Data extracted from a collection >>

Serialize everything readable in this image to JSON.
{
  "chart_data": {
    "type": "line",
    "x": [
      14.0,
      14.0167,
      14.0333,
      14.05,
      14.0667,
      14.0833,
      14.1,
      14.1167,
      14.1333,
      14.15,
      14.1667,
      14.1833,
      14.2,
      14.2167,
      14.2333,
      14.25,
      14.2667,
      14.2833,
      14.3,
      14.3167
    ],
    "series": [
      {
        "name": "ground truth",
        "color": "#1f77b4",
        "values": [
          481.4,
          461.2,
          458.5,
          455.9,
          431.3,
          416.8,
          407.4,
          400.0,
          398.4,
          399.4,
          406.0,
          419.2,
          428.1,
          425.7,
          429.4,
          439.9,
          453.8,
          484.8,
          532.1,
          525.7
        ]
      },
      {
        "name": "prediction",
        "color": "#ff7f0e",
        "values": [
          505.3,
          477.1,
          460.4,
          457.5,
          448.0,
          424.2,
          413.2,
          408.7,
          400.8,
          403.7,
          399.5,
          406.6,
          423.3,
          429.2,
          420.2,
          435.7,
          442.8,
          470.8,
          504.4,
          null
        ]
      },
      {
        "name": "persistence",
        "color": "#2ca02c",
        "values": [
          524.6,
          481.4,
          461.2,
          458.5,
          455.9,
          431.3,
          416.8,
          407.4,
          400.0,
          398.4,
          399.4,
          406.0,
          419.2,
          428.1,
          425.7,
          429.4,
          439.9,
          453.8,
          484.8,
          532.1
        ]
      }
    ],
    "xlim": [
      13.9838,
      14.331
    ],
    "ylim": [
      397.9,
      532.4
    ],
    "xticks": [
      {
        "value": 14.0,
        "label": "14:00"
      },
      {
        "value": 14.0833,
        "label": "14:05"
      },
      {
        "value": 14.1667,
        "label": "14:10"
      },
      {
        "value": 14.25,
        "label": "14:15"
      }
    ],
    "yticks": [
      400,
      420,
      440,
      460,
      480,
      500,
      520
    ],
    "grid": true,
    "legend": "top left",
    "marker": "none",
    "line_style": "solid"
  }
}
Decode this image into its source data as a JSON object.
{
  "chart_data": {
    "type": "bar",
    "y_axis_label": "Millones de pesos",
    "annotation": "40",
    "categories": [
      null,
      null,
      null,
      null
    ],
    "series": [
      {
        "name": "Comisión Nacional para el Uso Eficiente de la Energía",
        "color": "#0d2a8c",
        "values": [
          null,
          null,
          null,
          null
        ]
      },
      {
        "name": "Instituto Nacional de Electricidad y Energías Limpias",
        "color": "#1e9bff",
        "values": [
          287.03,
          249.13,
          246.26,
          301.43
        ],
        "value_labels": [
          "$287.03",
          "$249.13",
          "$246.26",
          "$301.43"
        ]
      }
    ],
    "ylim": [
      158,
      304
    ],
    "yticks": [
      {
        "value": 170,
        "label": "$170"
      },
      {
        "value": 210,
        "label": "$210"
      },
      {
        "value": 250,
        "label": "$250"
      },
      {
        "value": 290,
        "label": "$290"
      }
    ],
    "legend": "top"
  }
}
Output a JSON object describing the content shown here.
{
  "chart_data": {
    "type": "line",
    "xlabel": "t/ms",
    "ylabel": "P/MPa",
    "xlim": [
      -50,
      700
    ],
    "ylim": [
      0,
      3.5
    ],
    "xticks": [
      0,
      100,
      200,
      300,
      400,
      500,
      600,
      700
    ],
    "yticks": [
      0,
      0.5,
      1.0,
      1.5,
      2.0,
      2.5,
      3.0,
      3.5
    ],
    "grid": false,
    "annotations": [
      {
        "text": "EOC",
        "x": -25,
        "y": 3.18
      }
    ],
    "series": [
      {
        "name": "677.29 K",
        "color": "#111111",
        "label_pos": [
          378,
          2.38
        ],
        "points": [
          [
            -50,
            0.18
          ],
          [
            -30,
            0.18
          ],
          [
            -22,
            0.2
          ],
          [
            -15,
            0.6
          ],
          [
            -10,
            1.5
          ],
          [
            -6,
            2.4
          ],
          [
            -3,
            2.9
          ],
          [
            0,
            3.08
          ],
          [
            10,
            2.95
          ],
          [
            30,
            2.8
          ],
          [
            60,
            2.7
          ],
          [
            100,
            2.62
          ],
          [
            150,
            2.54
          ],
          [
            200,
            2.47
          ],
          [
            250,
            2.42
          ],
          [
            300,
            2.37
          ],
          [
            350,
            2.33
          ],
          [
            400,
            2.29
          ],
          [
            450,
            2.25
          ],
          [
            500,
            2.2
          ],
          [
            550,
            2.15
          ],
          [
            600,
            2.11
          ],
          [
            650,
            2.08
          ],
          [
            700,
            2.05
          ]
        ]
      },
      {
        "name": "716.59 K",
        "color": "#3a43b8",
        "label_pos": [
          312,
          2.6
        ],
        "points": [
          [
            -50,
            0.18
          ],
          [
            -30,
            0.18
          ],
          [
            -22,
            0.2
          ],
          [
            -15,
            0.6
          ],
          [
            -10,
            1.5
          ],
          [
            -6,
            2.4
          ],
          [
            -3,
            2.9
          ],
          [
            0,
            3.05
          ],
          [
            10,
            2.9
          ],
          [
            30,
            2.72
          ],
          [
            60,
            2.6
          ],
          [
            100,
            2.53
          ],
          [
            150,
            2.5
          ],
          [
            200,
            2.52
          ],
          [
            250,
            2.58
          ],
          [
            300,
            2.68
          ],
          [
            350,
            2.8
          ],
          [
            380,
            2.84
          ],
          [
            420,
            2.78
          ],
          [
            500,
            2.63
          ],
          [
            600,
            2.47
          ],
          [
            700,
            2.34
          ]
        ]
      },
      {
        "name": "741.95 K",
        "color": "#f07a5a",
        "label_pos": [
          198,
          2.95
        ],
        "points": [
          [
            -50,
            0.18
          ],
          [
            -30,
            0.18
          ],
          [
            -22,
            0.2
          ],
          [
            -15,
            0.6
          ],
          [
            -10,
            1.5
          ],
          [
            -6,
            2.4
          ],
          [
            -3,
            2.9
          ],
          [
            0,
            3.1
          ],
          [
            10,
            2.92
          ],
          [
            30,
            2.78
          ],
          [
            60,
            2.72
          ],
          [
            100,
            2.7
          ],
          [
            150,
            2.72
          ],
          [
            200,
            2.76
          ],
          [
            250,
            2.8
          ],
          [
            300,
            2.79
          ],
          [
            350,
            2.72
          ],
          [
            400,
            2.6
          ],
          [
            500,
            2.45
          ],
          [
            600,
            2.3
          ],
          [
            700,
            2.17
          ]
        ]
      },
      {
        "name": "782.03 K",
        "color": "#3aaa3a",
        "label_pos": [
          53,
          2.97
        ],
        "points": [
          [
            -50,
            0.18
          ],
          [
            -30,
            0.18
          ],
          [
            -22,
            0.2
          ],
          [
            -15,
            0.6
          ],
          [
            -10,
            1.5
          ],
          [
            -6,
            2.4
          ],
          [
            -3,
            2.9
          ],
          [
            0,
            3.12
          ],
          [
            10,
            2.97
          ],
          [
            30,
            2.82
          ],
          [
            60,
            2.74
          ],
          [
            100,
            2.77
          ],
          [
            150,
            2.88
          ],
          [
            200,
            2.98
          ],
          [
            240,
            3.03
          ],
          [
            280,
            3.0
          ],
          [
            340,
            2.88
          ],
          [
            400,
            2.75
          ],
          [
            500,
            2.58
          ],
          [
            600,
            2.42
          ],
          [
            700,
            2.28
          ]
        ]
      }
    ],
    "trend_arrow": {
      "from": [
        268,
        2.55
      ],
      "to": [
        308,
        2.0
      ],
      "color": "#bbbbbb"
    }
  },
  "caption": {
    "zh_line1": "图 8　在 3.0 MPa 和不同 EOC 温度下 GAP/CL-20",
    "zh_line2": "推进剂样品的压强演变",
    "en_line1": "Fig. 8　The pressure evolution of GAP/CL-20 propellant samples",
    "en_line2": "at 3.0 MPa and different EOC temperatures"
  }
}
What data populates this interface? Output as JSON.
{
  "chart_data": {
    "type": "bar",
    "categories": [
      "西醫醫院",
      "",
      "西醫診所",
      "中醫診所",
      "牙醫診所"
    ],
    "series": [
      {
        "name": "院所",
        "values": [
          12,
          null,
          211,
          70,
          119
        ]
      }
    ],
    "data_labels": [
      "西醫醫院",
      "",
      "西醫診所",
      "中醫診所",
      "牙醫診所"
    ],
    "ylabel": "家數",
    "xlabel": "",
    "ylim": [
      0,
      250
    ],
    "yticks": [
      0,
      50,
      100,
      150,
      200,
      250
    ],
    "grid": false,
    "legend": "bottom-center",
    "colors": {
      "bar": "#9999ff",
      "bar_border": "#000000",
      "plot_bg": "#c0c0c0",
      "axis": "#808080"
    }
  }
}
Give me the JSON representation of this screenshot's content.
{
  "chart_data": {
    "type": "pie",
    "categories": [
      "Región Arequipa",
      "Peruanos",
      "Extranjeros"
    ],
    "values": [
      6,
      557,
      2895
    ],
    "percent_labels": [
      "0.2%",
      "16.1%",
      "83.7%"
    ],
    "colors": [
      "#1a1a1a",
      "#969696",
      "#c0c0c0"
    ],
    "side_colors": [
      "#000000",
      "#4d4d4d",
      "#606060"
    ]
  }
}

GIVEN REQUEST >> Exactly as written, give the line containing "Give me the" and all remaining lines of the records.

TASK SOLUTION >>
Give me the JSON representation of this screenshot's content.
{
  "chart_data": {
    "type": "pie",
    "categories": [
      "Región Arequipa",
      "Peruanos",
      "Extranjeros"
    ],
    "values": [
      6,
      557,
      2895
    ],
    "percent_labels": [
      "0.2%",
      "16.1%",
      "83.7%"
    ],
    "colors": [
      "#1a1a1a",
      "#969696",
      "#c0c0c0"
    ],
    "side_colors": [
      "#000000",
      "#4d4d4d",
      "#606060"
    ]
  }
}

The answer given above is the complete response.